- [Data records]:
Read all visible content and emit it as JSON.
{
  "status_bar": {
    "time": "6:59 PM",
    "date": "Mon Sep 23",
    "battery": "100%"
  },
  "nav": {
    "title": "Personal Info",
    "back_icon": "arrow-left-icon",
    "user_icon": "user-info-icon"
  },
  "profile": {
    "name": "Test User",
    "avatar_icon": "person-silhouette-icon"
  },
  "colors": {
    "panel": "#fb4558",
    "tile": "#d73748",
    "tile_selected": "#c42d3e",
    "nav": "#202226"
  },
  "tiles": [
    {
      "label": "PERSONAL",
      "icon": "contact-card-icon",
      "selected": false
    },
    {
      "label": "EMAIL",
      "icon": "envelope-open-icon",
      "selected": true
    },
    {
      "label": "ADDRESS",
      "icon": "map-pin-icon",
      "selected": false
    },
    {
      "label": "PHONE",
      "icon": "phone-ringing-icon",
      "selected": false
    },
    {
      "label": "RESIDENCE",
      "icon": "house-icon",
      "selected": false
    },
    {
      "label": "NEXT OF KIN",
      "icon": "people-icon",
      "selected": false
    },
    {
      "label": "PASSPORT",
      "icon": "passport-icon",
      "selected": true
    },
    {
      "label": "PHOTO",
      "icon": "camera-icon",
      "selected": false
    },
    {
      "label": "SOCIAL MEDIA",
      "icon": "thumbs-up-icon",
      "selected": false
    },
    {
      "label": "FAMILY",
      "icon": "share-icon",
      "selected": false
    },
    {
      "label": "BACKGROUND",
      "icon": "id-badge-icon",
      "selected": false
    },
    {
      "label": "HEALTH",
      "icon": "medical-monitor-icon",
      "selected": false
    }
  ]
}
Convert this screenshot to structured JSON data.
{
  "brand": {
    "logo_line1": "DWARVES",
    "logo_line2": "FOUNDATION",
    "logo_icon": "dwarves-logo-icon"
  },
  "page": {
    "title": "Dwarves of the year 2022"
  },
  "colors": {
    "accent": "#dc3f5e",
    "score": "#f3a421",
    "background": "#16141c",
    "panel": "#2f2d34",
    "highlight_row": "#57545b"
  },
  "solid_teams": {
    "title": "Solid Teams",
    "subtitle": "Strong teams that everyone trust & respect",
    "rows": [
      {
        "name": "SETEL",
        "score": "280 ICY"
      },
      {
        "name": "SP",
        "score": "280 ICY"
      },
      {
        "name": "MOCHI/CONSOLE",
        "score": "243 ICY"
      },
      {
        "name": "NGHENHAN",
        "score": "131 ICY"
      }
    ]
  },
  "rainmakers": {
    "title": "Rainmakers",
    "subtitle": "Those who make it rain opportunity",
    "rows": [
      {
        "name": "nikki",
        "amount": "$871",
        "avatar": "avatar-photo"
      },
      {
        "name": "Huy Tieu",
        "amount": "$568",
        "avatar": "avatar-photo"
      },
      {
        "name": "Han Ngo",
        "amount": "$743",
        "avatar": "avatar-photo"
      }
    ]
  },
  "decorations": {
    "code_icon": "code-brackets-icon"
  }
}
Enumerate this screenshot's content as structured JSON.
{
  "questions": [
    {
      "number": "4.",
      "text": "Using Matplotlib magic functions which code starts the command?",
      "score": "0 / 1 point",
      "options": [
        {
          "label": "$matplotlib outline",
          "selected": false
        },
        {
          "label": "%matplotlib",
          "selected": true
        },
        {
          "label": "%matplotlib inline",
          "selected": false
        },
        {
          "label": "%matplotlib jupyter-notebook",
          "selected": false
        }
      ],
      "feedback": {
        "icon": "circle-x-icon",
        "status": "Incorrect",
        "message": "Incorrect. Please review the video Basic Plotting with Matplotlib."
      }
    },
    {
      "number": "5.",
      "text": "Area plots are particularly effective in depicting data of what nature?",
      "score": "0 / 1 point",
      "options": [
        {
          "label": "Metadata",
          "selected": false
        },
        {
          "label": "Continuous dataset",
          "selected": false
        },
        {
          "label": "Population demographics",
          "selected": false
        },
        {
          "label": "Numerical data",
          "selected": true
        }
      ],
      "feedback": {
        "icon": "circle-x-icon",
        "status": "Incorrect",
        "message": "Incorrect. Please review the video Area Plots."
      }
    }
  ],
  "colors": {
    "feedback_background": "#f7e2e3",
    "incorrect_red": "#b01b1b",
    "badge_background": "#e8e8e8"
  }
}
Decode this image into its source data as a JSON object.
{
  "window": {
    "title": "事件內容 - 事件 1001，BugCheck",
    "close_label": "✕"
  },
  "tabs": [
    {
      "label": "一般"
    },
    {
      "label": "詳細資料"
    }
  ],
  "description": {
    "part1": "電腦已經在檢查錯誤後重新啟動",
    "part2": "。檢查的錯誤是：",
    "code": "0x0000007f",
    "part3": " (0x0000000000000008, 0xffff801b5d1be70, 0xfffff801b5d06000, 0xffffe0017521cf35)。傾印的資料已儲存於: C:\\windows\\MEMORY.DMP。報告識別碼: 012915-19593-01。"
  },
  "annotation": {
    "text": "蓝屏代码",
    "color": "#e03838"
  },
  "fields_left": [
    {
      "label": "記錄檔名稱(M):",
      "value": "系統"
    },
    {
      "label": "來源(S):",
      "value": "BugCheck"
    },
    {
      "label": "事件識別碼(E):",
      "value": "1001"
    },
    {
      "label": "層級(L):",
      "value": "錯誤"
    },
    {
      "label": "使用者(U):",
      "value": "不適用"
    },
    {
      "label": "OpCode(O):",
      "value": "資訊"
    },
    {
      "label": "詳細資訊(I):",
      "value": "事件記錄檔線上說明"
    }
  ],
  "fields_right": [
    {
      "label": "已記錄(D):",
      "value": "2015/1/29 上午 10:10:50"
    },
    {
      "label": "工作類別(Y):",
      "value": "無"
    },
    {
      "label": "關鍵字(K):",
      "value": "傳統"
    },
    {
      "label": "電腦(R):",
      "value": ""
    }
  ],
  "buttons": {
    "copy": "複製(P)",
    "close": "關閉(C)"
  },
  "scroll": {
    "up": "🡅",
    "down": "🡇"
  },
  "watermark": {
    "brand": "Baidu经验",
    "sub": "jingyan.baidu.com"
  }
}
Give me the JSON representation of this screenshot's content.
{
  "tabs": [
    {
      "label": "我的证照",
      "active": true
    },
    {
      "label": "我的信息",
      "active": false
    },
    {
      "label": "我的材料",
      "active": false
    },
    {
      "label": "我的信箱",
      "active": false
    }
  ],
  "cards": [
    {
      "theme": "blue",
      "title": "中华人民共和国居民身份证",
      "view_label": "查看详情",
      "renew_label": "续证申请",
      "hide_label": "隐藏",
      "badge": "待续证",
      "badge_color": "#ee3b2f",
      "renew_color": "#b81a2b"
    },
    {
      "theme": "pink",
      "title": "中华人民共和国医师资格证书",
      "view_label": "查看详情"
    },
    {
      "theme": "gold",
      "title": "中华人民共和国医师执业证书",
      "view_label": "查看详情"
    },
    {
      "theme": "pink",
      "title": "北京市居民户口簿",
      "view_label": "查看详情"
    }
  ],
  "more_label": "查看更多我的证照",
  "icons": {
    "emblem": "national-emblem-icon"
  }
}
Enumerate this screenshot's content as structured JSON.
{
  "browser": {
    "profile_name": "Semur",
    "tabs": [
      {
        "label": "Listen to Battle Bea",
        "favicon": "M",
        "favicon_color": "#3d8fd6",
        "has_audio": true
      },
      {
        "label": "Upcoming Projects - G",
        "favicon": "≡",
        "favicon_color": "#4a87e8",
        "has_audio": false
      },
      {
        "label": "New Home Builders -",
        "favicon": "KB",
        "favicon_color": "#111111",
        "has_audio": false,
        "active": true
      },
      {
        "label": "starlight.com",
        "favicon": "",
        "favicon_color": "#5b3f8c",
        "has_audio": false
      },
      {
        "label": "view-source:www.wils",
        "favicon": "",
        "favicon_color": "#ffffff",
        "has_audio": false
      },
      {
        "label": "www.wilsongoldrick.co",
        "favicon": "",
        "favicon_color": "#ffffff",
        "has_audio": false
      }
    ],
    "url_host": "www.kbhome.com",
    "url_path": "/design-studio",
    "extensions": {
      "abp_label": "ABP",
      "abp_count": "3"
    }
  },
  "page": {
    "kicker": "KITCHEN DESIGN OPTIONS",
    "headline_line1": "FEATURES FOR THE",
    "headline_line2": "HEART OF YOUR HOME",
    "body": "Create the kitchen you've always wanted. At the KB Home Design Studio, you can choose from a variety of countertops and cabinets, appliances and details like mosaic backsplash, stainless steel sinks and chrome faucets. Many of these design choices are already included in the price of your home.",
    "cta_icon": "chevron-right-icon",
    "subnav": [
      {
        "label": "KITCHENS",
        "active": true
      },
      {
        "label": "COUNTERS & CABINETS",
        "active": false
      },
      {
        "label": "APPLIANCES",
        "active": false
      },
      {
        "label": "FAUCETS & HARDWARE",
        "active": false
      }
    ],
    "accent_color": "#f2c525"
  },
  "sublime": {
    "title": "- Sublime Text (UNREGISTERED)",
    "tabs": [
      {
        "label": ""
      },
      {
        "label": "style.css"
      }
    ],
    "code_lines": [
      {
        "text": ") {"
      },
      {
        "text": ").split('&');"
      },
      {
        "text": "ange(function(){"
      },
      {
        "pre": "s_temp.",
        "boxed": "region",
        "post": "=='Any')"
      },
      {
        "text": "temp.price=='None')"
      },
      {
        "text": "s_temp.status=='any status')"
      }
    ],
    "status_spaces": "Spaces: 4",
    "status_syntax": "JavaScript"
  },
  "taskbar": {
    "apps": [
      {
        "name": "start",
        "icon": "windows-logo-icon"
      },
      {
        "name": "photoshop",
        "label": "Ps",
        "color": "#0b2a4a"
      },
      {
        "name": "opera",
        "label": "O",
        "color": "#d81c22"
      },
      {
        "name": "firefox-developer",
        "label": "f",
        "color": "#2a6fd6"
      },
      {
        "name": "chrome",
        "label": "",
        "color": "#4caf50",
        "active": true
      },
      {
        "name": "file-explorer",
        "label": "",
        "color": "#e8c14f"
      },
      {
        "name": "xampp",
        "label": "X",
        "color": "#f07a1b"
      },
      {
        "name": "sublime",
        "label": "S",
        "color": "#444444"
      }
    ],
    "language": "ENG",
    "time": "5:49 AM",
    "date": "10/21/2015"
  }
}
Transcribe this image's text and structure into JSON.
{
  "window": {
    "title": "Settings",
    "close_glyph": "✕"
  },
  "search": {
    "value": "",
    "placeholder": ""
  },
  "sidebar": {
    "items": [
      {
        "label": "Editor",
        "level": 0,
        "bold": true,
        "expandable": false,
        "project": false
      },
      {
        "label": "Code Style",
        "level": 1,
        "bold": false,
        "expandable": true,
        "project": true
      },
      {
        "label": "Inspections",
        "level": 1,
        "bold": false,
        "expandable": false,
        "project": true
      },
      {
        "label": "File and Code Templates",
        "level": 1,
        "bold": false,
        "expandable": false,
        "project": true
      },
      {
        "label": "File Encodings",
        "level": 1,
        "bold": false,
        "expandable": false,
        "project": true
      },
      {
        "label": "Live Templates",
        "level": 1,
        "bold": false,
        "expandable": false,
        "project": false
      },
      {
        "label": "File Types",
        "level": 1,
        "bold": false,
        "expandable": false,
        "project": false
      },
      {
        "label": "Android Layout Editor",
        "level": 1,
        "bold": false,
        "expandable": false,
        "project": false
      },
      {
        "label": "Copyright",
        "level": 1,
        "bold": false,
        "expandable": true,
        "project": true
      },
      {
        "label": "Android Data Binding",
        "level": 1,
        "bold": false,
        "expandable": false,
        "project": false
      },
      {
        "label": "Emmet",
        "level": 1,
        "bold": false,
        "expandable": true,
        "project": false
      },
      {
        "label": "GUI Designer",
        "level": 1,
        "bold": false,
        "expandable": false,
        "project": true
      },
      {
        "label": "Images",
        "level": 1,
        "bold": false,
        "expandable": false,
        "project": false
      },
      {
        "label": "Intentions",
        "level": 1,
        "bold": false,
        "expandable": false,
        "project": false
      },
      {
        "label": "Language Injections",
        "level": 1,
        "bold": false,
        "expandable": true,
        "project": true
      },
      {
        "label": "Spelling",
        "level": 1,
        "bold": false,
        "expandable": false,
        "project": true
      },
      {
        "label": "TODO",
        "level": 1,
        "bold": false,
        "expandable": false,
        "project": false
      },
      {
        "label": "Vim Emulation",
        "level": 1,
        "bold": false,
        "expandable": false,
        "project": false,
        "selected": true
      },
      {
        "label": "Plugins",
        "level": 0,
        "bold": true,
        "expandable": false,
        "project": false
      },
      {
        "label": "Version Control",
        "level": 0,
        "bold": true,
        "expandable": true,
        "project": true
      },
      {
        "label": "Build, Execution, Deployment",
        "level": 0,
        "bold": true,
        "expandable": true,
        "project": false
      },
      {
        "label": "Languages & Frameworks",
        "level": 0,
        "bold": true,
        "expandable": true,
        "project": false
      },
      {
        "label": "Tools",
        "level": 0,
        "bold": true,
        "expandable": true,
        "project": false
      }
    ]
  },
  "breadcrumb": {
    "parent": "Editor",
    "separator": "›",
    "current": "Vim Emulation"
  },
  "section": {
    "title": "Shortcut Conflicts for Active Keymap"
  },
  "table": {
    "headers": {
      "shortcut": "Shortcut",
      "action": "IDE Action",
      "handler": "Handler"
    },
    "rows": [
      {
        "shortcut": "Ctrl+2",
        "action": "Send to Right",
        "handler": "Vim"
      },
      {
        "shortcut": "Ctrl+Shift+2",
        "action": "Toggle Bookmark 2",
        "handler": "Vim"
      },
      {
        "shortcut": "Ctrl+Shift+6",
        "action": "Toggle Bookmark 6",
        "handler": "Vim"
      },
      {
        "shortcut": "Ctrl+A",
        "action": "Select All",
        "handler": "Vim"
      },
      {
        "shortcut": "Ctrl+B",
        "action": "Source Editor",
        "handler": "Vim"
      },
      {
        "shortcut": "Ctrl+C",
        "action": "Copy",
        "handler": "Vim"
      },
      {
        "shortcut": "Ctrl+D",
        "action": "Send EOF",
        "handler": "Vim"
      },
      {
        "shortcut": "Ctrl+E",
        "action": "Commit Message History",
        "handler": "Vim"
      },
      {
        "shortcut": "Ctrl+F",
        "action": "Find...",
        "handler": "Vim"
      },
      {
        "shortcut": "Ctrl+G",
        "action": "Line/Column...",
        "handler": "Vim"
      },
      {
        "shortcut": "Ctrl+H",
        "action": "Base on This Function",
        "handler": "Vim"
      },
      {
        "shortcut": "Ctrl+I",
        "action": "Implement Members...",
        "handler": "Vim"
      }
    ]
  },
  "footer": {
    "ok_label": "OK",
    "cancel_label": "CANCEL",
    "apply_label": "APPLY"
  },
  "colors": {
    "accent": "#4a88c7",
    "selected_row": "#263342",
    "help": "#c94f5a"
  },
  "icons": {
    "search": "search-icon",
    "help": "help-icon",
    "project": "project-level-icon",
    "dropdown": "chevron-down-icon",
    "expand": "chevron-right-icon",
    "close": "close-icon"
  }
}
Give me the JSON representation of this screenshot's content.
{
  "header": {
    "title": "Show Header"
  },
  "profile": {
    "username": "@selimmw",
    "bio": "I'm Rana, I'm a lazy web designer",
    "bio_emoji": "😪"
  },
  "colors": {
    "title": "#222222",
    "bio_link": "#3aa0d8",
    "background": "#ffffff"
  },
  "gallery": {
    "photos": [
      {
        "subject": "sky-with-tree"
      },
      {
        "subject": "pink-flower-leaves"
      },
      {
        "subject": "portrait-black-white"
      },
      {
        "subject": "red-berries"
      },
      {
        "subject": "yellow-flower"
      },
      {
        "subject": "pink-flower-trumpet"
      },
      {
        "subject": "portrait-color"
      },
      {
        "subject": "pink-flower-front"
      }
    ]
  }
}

- [What to do]: Whenever "Templates" turns up in a line, pick that line out.

- [Exercise answer]:
        "label": "File and Code Templates",
        "label": "Live Templates",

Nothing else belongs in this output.